● Exercise task
Scan the lines below for "الآية"; report the number of lines that contain it, and only that.
— begin —
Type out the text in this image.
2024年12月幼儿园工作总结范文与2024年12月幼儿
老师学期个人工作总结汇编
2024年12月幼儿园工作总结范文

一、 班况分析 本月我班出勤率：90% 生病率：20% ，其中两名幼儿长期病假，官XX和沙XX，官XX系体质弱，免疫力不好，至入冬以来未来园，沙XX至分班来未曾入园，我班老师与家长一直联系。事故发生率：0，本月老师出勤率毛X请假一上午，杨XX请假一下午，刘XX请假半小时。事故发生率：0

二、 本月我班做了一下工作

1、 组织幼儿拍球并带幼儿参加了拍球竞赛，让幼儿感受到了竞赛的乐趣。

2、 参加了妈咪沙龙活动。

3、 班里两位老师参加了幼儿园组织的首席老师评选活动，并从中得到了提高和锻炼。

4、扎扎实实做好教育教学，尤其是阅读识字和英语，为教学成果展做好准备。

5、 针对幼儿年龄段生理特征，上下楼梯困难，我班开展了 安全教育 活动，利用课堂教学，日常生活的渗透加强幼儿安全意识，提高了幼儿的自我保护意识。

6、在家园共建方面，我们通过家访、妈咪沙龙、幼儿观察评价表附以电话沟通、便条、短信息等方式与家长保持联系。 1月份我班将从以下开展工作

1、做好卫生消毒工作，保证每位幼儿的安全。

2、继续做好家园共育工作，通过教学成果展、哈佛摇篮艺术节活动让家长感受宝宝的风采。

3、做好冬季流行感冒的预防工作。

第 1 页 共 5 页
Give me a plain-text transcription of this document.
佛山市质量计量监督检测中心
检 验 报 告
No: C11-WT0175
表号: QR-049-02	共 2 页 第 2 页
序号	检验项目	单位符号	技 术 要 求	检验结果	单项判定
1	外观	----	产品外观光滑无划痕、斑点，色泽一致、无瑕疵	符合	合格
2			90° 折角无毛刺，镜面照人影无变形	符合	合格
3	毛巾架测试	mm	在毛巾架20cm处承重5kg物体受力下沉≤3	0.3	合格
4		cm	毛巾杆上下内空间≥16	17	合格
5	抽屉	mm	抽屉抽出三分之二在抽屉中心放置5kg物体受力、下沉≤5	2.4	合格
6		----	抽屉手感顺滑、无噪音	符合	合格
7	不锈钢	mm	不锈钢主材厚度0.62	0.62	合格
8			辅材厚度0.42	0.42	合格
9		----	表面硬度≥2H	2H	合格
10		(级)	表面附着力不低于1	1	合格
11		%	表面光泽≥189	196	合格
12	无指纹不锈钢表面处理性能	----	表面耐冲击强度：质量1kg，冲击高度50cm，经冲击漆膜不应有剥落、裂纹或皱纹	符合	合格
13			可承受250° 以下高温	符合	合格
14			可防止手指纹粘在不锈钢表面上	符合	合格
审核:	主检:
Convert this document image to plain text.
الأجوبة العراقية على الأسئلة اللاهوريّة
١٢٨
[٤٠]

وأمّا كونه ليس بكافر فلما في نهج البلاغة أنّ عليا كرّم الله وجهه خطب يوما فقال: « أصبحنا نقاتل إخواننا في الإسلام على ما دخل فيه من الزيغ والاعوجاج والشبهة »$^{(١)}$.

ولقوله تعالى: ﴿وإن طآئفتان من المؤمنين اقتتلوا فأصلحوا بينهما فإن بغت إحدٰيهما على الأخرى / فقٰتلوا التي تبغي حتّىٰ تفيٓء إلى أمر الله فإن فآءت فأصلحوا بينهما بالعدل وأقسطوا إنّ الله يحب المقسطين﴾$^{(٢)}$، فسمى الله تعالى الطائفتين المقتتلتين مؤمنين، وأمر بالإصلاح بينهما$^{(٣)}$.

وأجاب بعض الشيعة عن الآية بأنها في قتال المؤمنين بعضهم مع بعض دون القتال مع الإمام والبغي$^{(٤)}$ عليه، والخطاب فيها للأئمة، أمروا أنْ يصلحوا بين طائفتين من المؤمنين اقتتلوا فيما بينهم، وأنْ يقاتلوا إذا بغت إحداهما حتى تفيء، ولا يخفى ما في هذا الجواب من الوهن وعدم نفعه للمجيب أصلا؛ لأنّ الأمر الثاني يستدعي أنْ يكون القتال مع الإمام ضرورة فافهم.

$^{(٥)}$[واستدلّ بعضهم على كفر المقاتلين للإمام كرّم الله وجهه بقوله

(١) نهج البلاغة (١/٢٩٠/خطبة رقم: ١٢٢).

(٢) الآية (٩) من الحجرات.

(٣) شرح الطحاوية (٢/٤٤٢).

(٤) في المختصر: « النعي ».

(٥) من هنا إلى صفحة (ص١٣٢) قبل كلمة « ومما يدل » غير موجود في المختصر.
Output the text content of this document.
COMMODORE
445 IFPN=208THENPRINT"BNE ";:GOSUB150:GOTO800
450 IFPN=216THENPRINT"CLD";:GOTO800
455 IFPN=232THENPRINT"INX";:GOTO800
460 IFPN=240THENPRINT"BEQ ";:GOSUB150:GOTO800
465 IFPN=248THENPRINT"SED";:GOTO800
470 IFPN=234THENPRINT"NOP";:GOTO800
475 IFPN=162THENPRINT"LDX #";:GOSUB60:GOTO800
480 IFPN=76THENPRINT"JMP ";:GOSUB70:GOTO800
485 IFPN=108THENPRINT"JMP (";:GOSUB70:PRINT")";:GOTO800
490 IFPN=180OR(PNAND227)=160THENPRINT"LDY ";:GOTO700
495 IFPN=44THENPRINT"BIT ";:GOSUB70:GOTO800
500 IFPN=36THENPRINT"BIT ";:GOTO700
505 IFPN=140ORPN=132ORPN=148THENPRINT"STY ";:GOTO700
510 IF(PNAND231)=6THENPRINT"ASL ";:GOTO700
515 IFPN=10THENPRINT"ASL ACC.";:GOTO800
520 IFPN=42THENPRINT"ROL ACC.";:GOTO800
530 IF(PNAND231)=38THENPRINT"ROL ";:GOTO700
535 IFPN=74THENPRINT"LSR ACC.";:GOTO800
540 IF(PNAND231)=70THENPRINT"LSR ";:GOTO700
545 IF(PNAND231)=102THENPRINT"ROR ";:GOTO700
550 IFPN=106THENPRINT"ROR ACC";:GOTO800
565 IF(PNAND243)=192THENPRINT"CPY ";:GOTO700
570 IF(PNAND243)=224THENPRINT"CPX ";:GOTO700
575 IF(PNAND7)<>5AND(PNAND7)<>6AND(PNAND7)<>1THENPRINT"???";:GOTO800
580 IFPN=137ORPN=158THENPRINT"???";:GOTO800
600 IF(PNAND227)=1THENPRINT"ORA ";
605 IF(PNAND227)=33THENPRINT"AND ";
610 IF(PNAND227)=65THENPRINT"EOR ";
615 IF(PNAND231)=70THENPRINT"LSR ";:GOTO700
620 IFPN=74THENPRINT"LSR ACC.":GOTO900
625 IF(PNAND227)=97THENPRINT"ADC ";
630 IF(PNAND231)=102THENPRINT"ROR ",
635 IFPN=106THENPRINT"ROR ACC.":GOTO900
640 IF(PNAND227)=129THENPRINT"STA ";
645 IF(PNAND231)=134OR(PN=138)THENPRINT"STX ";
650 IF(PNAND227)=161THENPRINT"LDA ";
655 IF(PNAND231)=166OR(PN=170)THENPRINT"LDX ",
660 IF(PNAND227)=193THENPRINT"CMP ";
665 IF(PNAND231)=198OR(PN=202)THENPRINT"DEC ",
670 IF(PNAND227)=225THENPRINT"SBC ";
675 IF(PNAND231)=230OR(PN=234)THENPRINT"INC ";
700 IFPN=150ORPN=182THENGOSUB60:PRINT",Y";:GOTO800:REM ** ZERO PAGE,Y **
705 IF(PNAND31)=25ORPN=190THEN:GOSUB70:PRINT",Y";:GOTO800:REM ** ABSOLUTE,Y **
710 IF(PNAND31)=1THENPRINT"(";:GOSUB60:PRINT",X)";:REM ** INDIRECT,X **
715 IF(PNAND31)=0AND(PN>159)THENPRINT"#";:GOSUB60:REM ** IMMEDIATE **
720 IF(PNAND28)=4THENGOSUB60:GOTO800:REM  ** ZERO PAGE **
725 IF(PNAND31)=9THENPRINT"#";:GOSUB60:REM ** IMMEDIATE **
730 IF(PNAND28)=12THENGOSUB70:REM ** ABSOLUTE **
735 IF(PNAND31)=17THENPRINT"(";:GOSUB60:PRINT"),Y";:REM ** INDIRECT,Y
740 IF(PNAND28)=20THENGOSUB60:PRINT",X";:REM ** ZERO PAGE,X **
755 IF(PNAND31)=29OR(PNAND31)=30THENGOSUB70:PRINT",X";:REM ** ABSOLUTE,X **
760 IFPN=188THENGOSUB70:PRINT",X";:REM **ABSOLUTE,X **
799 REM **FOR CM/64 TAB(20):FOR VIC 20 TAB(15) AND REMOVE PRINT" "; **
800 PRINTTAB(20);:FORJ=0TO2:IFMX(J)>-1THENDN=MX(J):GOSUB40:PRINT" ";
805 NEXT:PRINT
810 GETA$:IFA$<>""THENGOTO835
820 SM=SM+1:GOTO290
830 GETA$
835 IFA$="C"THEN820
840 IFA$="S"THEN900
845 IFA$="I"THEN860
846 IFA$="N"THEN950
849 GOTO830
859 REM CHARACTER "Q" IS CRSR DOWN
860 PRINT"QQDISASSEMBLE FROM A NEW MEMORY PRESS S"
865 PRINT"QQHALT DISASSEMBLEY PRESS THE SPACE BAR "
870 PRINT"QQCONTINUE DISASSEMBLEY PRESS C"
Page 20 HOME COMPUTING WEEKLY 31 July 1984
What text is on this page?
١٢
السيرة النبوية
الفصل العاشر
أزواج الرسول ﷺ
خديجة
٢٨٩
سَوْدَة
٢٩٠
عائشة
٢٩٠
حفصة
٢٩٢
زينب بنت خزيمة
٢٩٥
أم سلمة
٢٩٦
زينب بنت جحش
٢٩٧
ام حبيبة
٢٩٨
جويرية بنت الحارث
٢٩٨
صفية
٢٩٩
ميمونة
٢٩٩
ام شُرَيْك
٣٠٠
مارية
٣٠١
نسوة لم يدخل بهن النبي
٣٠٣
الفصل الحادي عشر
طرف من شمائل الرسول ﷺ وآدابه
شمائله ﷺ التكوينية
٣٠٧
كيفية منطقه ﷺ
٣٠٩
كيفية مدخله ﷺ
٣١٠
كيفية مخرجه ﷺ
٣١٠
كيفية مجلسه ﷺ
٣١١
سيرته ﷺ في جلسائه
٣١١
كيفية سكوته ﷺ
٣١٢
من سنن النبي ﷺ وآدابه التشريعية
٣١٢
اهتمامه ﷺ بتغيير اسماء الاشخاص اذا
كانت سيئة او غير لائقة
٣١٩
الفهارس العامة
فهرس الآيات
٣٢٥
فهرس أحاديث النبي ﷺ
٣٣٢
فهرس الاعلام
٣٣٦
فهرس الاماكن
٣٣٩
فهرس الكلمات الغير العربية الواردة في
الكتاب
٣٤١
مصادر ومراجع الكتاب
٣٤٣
— end —
● Solution to this task
2